Page content transcription data
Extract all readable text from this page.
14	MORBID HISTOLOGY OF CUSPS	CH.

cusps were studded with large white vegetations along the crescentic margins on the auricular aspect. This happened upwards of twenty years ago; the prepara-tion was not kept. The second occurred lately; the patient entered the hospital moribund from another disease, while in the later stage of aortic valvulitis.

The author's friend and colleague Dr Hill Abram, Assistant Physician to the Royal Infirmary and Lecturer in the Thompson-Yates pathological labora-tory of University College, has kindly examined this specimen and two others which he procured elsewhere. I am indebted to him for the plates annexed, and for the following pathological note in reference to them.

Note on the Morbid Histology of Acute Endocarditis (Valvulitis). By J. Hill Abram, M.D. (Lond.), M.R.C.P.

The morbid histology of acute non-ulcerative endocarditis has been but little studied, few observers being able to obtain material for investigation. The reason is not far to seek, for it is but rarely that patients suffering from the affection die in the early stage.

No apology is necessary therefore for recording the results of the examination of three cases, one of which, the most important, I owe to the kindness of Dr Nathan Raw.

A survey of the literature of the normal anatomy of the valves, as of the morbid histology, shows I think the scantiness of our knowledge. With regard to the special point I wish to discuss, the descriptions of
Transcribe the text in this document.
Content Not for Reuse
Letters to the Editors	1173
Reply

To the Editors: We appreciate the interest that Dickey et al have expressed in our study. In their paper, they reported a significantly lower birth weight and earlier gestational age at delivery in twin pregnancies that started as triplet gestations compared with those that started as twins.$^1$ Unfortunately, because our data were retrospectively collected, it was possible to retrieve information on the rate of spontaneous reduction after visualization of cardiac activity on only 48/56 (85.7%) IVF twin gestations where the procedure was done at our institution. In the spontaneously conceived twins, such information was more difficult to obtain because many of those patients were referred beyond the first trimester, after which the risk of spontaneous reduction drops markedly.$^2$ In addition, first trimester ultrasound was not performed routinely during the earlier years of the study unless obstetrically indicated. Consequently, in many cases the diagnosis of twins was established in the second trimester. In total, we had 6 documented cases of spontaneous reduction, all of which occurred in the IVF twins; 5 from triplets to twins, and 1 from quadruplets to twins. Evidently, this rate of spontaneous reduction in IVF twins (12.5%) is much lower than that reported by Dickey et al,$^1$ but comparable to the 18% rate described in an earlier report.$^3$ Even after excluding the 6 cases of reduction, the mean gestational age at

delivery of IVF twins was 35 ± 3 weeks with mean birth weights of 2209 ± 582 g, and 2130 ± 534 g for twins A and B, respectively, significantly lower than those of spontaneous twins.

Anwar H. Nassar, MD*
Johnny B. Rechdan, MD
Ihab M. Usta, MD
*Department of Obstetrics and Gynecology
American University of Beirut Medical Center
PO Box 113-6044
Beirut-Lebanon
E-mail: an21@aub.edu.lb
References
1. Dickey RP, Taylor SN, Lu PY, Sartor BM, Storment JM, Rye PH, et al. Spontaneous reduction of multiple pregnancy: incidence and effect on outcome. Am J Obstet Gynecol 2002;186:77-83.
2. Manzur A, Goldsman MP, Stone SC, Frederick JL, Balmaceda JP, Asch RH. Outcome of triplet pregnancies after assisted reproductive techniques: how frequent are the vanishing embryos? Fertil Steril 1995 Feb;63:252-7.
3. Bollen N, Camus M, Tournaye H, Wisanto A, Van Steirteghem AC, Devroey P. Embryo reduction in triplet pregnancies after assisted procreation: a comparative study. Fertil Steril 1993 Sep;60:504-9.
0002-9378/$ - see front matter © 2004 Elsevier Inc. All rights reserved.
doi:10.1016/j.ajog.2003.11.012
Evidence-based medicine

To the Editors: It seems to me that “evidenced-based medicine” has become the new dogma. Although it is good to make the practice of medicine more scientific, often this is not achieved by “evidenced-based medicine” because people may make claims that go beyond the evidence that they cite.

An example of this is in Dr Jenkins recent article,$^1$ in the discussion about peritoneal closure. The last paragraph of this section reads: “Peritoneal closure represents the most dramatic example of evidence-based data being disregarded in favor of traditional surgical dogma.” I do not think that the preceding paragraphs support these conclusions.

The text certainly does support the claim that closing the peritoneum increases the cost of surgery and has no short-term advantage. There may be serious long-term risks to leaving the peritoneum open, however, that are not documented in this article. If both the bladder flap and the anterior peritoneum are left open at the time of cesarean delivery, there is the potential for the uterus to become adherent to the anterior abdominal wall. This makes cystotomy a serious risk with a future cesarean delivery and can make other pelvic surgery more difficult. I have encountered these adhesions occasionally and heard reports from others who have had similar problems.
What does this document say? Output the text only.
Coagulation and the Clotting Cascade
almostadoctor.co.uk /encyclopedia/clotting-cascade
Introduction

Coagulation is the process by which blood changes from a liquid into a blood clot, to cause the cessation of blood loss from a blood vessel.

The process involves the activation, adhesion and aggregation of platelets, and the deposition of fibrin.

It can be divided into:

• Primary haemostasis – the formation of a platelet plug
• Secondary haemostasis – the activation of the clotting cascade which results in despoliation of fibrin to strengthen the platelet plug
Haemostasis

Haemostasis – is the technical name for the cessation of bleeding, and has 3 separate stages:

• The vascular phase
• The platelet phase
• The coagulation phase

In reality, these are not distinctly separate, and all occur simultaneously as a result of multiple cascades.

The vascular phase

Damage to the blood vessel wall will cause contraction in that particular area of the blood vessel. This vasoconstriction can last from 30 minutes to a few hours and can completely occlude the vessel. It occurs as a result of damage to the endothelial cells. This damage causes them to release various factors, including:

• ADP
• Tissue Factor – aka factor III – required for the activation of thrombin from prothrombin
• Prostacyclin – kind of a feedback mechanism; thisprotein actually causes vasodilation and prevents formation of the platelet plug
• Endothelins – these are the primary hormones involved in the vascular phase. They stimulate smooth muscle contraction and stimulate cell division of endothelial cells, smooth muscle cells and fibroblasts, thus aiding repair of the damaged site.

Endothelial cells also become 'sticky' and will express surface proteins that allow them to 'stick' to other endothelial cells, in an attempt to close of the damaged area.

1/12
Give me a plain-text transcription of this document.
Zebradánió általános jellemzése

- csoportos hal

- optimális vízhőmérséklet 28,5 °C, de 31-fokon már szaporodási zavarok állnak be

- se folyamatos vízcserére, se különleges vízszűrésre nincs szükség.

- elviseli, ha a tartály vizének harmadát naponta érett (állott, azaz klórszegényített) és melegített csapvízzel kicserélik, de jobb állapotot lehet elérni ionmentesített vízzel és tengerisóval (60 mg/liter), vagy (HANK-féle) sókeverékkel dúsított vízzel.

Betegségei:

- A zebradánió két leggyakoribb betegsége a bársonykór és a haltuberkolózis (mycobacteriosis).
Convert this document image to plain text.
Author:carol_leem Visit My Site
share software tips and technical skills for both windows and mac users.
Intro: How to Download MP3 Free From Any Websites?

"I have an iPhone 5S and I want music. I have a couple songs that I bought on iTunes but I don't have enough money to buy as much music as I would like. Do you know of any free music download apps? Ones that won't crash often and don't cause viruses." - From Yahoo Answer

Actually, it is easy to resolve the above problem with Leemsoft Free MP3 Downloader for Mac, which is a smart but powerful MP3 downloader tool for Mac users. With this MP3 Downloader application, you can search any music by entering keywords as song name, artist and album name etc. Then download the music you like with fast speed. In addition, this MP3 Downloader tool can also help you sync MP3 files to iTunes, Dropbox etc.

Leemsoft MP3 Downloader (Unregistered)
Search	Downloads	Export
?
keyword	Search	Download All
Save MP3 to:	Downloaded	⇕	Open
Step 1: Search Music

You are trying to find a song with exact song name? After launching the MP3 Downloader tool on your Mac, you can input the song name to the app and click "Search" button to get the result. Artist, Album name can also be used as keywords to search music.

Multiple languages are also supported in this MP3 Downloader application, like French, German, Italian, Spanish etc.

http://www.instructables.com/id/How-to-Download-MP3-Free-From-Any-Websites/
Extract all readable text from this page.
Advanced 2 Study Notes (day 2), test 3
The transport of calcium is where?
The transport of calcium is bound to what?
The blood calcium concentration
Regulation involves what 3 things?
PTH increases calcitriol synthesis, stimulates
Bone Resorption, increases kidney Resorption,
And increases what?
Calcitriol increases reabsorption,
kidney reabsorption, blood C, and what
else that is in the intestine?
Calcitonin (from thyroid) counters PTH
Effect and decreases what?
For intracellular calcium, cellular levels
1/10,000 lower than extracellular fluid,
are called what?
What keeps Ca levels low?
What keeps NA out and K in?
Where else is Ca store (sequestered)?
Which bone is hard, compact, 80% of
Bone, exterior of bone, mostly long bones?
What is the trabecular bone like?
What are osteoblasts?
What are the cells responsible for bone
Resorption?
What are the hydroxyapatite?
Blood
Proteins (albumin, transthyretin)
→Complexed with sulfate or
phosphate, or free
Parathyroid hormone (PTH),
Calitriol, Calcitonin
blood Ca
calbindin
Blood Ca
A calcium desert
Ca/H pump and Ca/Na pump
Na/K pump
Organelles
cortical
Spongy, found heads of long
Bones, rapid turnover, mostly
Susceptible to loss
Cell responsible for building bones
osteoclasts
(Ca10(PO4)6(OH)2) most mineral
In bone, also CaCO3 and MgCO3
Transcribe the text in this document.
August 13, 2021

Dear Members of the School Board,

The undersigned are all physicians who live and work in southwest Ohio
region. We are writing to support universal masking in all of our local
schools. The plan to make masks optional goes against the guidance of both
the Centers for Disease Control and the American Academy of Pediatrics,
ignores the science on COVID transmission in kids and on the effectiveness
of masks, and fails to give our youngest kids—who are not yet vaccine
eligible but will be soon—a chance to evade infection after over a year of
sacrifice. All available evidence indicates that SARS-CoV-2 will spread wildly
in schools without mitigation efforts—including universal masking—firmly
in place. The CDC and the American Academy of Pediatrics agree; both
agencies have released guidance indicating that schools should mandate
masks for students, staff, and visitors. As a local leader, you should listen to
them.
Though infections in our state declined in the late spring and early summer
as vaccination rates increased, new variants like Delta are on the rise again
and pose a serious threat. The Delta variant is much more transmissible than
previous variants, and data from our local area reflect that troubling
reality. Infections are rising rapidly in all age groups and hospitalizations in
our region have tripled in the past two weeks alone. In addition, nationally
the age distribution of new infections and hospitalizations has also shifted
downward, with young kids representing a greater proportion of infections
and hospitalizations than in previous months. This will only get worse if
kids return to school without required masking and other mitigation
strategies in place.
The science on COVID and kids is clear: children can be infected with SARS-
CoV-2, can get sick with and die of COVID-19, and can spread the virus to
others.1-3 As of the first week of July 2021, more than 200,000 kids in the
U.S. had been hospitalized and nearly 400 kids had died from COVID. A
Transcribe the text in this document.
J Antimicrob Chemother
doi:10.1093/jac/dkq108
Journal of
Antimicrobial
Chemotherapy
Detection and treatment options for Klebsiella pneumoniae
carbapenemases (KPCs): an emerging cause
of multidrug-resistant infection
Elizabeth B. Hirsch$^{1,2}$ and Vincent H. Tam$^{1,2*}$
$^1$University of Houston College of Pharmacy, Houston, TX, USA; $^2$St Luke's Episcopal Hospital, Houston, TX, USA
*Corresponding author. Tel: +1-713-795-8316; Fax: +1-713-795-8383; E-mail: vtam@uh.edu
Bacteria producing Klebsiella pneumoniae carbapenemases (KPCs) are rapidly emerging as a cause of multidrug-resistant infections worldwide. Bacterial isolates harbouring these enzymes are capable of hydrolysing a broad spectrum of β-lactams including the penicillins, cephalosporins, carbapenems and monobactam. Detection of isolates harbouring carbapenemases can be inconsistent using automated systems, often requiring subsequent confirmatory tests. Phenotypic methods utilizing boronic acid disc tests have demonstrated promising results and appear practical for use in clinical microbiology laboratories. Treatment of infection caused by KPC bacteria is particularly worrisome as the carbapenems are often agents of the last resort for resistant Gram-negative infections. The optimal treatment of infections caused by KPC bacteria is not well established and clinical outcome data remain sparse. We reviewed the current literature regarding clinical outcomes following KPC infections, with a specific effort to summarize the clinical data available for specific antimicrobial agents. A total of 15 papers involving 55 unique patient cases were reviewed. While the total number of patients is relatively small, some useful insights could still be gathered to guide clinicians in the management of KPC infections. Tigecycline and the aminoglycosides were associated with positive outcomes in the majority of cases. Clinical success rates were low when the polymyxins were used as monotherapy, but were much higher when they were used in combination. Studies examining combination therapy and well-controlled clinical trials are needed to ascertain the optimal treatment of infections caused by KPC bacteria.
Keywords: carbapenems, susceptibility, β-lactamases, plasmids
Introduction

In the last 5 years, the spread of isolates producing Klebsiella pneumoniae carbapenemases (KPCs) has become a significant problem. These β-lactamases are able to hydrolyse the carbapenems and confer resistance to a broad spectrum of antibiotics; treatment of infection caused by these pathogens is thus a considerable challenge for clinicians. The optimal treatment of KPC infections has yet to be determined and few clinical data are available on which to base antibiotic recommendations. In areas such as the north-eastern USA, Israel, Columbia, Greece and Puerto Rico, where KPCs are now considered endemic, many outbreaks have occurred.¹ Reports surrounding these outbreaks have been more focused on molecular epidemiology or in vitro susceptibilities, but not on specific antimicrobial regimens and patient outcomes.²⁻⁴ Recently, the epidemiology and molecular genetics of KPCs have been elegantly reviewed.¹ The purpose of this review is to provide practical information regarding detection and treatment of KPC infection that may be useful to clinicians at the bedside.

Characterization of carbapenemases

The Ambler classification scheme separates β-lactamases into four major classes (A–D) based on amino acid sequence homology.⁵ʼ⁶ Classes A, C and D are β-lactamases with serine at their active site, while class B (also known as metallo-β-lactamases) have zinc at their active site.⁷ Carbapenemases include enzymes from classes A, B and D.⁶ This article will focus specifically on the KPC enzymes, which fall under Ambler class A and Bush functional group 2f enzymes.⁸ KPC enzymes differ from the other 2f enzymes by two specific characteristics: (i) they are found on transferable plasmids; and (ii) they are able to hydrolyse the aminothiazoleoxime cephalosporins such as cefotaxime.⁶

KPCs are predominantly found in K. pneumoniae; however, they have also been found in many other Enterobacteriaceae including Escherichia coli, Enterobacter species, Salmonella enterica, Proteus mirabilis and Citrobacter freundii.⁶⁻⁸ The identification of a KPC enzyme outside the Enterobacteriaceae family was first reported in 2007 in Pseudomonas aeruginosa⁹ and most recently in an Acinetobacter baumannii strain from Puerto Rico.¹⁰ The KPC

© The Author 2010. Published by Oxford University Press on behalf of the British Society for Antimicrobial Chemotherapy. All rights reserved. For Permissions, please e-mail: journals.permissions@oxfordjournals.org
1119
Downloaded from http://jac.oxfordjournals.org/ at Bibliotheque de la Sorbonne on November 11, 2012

_Task statement_
Your answer must be a single number: how many lines of the entries above contain the string "Websites".

_Exercise result_
2